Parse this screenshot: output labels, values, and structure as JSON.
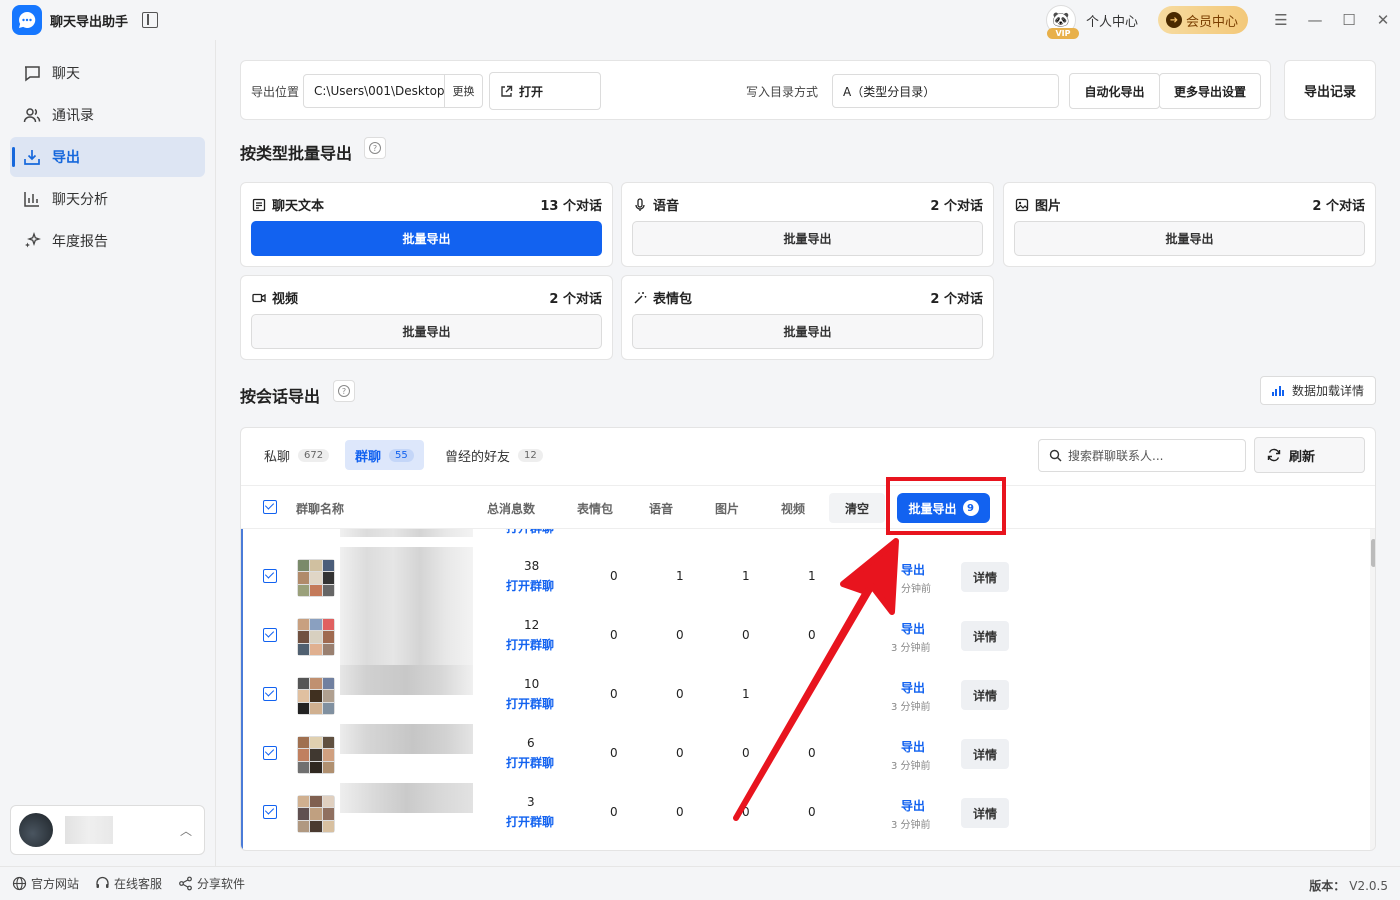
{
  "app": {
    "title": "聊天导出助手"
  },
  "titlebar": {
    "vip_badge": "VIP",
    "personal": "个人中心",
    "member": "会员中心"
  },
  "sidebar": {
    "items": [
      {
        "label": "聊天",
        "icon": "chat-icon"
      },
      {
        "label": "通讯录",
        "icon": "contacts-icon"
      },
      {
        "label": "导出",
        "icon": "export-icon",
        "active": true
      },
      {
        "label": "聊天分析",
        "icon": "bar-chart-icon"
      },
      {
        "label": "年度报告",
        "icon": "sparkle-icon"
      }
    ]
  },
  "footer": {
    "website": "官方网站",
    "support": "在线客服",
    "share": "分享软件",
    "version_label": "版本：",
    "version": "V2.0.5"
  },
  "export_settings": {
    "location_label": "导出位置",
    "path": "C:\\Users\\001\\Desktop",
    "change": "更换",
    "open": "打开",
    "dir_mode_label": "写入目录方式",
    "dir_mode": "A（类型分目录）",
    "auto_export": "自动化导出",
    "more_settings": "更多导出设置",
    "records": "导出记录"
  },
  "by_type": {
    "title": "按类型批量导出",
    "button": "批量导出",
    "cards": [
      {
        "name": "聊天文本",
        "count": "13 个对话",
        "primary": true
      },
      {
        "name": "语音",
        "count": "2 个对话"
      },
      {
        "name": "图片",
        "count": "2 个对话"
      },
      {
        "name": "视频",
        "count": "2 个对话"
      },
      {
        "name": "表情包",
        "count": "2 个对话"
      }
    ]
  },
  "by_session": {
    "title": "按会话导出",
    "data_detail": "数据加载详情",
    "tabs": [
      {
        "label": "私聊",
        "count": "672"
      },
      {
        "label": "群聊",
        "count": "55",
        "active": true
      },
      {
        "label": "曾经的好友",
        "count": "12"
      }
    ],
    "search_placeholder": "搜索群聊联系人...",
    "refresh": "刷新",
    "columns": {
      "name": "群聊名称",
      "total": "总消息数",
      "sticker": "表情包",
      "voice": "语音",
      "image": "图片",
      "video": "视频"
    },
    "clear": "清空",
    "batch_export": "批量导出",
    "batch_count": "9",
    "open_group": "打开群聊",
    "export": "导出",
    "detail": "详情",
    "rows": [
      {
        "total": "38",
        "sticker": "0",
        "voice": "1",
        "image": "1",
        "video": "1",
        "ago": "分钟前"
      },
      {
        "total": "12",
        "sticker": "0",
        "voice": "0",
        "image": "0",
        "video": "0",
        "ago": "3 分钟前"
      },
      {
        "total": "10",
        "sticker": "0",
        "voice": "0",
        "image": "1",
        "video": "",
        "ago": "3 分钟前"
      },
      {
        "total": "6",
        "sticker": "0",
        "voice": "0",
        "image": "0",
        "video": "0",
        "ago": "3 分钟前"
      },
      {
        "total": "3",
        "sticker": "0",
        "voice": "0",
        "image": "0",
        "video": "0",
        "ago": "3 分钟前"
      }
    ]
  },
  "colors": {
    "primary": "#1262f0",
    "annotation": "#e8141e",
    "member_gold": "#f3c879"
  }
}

++++++++

Instruction >>
Each line of the data is to be duplicated exactly; pictures stay out of the copy.

Exercise output >>
Parse this screenshot: output labels, values, and structure as JSON.
{
  "app": {
    "title": "聊天导出助手"
  },
  "titlebar": {
    "vip_badge": "VIP",
    "personal": "个人中心",
    "member": "会员中心"
  },
  "sidebar": {
    "items": [
      {
        "label": "聊天",
        "icon": "chat-icon"
      },
      {
        "label": "通讯录",
        "icon": "contacts-icon"
      },
      {
        "label": "导出",
        "icon": "export-icon",
        "active": true
      },
      {
        "label": "聊天分析",
        "icon": "bar-chart-icon"
      },
      {
        "label": "年度报告",
        "icon": "sparkle-icon"
      }
    ]
  },
  "footer": {
    "website": "官方网站",
    "support": "在线客服",
    "share": "分享软件",
    "version_label": "版本：",
    "version": "V2.0.5"
  },
  "export_settings": {
    "location_label": "导出位置",
    "path": "C:\\Users\\001\\Desktop",
    "change": "更换",
    "open": "打开",
    "dir_mode_label": "写入目录方式",
    "dir_mode": "A（类型分目录）",
    "auto_export": "自动化导出",
    "more_settings": "更多导出设置",
    "records": "导出记录"
  },
  "by_type": {
    "title": "按类型批量导出",
    "button": "批量导出",
    "cards": [
      {
        "name": "聊天文本",
        "count": "13 个对话",
        "primary": true
      },
      {
        "name": "语音",
        "count": "2 个对话"
      },
      {
        "name": "图片",
        "count": "2 个对话"
      },
      {
        "name": "视频",
        "count": "2 个对话"
      },
      {
        "name": "表情包",
        "count": "2 个对话"
      }
    ]
  },
  "by_session": {
    "title": "按会话导出",
    "data_detail": "数据加载详情",
    "tabs": [
      {
        "label": "私聊",
        "count": "672"
      },
      {
        "label": "群聊",
        "count": "55",
        "active": true
      },
      {
        "label": "曾经的好友",
        "count": "12"
      }
    ],
    "search_placeholder": "搜索群聊联系人...",
    "refresh": "刷新",
    "columns": {
      "name": "群聊名称",
      "total": "总消息数",
      "sticker": "表情包",
      "voice": "语音",
      "image": "图片",
      "video": "视频"
    },
    "clear": "清空",
    "batch_export": "批量导出",
    "batch_count": "9",
    "open_group": "打开群聊",
    "export": "导出",
    "detail": "详情",
    "rows": [
      {
        "total": "38",
        "sticker": "0",
        "voice": "1",
        "image": "1",
        "video": "1",
        "ago": "分钟前"
      },
      {
        "total": "12",
        "sticker": "0",
        "voice": "0",
        "image": "0",
        "video": "0",
        "ago": "3 分钟前"
      },
      {
        "total": "10",
        "sticker": "0",
        "voice": "0",
        "image": "1",
        "video": "",
        "ago": "3 分钟前"
      },
      {
        "total": "6",
        "sticker": "0",
        "voice": "0",
        "image": "0",
        "video": "0",
        "ago": "3 分钟前"
      },
      {
        "total": "3",
        "sticker": "0",
        "voice": "0",
        "image": "0",
        "video": "0",
        "ago": "3 分钟前"
      }
    ]
  },
  "colors": {
    "primary": "#1262f0",
    "annotation": "#e8141e",
    "member_gold": "#f3c879"
  }
}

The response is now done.